*DATA FOR PROCESSING:*
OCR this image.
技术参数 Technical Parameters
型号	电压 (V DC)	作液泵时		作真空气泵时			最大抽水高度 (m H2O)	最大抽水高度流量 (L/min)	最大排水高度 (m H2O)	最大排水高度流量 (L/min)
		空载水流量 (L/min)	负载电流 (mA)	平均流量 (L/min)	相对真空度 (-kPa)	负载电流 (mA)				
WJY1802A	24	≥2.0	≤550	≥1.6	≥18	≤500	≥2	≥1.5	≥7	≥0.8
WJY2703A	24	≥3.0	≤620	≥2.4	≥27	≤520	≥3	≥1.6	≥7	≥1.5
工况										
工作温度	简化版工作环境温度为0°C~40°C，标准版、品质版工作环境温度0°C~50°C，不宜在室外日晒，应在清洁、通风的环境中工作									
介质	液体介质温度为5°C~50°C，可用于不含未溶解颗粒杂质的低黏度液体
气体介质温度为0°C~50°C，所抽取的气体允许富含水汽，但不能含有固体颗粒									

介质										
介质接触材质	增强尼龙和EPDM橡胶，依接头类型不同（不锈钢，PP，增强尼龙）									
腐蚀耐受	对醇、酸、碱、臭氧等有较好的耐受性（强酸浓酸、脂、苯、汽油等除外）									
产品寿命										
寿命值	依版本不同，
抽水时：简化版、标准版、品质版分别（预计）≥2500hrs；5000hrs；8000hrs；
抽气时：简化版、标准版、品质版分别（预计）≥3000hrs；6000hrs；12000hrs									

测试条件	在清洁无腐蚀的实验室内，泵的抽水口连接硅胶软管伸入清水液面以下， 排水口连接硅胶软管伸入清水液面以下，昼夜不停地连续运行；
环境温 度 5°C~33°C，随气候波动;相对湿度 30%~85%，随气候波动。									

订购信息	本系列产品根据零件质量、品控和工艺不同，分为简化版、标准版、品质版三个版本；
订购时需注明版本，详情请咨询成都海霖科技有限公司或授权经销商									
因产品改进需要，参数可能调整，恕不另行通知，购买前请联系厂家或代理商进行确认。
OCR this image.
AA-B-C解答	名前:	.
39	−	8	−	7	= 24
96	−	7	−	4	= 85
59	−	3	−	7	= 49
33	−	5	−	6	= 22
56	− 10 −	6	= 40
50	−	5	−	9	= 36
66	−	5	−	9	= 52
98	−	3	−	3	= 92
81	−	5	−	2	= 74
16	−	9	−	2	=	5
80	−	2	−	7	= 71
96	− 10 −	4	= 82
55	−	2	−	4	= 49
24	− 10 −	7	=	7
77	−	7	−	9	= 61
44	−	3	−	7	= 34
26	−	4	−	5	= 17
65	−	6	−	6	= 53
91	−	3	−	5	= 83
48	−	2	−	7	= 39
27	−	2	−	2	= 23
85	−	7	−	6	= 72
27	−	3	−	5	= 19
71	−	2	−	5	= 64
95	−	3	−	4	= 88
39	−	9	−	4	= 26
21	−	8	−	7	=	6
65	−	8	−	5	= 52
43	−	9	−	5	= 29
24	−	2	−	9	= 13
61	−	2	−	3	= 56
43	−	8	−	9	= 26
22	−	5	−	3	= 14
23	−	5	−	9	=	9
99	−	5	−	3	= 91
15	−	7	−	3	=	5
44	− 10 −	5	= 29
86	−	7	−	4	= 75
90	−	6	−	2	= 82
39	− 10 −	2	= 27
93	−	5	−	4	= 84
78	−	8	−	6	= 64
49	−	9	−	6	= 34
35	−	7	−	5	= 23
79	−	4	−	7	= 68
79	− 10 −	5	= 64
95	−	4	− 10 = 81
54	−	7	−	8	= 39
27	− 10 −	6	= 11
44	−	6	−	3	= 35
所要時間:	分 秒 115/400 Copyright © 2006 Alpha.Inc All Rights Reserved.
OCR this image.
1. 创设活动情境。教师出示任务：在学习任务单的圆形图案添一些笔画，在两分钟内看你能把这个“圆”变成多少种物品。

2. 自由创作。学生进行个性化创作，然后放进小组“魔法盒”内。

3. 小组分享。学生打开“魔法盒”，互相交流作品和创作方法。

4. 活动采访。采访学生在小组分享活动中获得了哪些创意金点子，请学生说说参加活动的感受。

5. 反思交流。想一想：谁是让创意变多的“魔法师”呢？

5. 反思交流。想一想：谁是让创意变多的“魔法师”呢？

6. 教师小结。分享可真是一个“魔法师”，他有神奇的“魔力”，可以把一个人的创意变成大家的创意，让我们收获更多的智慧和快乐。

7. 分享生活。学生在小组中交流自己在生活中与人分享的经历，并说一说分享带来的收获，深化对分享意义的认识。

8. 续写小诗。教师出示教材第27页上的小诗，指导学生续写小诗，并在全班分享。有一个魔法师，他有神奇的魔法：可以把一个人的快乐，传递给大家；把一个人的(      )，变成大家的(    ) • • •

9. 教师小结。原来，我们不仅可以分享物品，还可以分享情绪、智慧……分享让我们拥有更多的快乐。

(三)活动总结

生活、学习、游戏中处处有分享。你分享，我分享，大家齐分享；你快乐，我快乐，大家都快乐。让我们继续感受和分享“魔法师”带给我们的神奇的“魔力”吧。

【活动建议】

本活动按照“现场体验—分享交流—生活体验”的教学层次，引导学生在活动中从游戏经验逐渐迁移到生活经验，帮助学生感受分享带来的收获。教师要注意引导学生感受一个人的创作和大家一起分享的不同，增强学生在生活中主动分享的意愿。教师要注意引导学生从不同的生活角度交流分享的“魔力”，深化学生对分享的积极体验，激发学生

*INSTRUCTIONS FOR THE TASK:*
Transcribe each entry exactly.

*COMPLETE ANSWER:*
OCR this image.
技术参数 Technical Parameters
型号	电压 (V DC)	作液泵时		作真空气泵时			最大抽水高度 (m H2O)	最大抽水高度流量 (L/min)	最大排水高度 (m H2O)	最大排水高度流量 (L/min)
		空载水流量 (L/min)	负载电流 (mA)	平均流量 (L/min)	相对真空度 (-kPa)	负载电流 (mA)				
WJY1802A	24	≥2.0	≤550	≥1.6	≥18	≤500	≥2	≥1.5	≥7	≥0.8
WJY2703A	24	≥3.0	≤620	≥2.4	≥27	≤520	≥3	≥1.6	≥7	≥1.5
工况										
工作温度	简化版工作环境温度为0°C~40°C，标准版、品质版工作环境温度0°C~50°C，不宜在室外日晒，应在清洁、通风的环境中工作									
介质	液体介质温度为5°C~50°C，可用于不含未溶解颗粒杂质的低黏度液体
气体介质温度为0°C~50°C，所抽取的气体允许富含水汽，但不能含有固体颗粒									

介质										
介质接触材质	增强尼龙和EPDM橡胶，依接头类型不同（不锈钢，PP，增强尼龙）									
腐蚀耐受	对醇、酸、碱、臭氧等有较好的耐受性（强酸浓酸、脂、苯、汽油等除外）									
产品寿命										
寿命值	依版本不同，
抽水时：简化版、标准版、品质版分别（预计）≥2500hrs；5000hrs；8000hrs；
抽气时：简化版、标准版、品质版分别（预计）≥3000hrs；6000hrs；12000hrs									

测试条件	在清洁无腐蚀的实验室内，泵的抽水口连接硅胶软管伸入清水液面以下， 排水口连接硅胶软管伸入清水液面以下，昼夜不停地连续运行；
环境温 度 5°C~33°C，随气候波动;相对湿度 30%~85%，随气候波动。									

订购信息	本系列产品根据零件质量、品控和工艺不同，分为简化版、标准版、品质版三个版本；
订购时需注明版本，详情请咨询成都海霖科技有限公司或授权经销商									
因产品改进需要，参数可能调整，恕不另行通知，购买前请联系厂家或代理商进行确认。
OCR this image.
AA-B-C解答	名前:	.
39	−	8	−	7	= 24
96	−	7	−	4	= 85
59	−	3	−	7	= 49
33	−	5	−	6	= 22
56	− 10 −	6	= 40
50	−	5	−	9	= 36
66	−	5	−	9	= 52
98	−	3	−	3	= 92
81	−	5	−	2	= 74
16	−	9	−	2	=	5
80	−	2	−	7	= 71
96	− 10 −	4	= 82
55	−	2	−	4	= 49
24	− 10 −	7	=	7
77	−	7	−	9	= 61
44	−	3	−	7	= 34
26	−	4	−	5	= 17
65	−	6	−	6	= 53
91	−	3	−	5	= 83
48	−	2	−	7	= 39
27	−	2	−	2	= 23
85	−	7	−	6	= 72
27	−	3	−	5	= 19
71	−	2	−	5	= 64
95	−	3	−	4	= 88
39	−	9	−	4	= 26
21	−	8	−	7	=	6
65	−	8	−	5	= 52
43	−	9	−	5	= 29
24	−	2	−	9	= 13
61	−	2	−	3	= 56
43	−	8	−	9	= 26
22	−	5	−	3	= 14
23	−	5	−	9	=	9
99	−	5	−	3	= 91
15	−	7	−	3	=	5
44	− 10 −	5	= 29
86	−	7	−	4	= 75
90	−	6	−	2	= 82
39	− 10 −	2	= 27
93	−	5	−	4	= 84
78	−	8	−	6	= 64
49	−	9	−	6	= 34
35	−	7	−	5	= 23
79	−	4	−	7	= 68
79	− 10 −	5	= 64
95	−	4	− 10 = 81
54	−	7	−	8	= 39
27	− 10 −	6	= 11
44	−	6	−	3	= 35
所要時間:	分 秒 115/400 Copyright © 2006 Alpha.Inc All Rights Reserved.
OCR this image.
1. 创设活动情境。教师出示任务：在学习任务单的圆形图案添一些笔画，在两分钟内看你能把这个“圆”变成多少种物品。

2. 自由创作。学生进行个性化创作，然后放进小组“魔法盒”内。

3. 小组分享。学生打开“魔法盒”，互相交流作品和创作方法。

4. 活动采访。采访学生在小组分享活动中获得了哪些创意金点子，请学生说说参加活动的感受。

5. 反思交流。想一想：谁是让创意变多的“魔法师”呢？

5. 反思交流。想一想：谁是让创意变多的“魔法师”呢？

6. 教师小结。分享可真是一个“魔法师”，他有神奇的“魔力”，可以把一个人的创意变成大家的创意，让我们收获更多的智慧和快乐。

7. 分享生活。学生在小组中交流自己在生活中与人分享的经历，并说一说分享带来的收获，深化对分享意义的认识。

8. 续写小诗。教师出示教材第27页上的小诗，指导学生续写小诗，并在全班分享。有一个魔法师，他有神奇的魔法：可以把一个人的快乐，传递给大家；把一个人的(      )，变成大家的(    ) • • •

9. 教师小结。原来，我们不仅可以分享物品，还可以分享情绪、智慧……分享让我们拥有更多的快乐。

(三)活动总结

生活、学习、游戏中处处有分享。你分享，我分享，大家齐分享；你快乐，我快乐，大家都快乐。让我们继续感受和分享“魔法师”带给我们的神奇的“魔力”吧。

【活动建议】

本活动按照“现场体验—分享交流—生活体验”的教学层次，引导学生在活动中从游戏经验逐渐迁移到生活经验，帮助学生感受分享带来的收获。教师要注意引导学生感受一个人的创作和大家一起分享的不同，增强学生在生活中主动分享的意愿。教师要注意引导学生从不同的生活角度交流分享的“魔力”，深化学生对分享的积极体验，激发学生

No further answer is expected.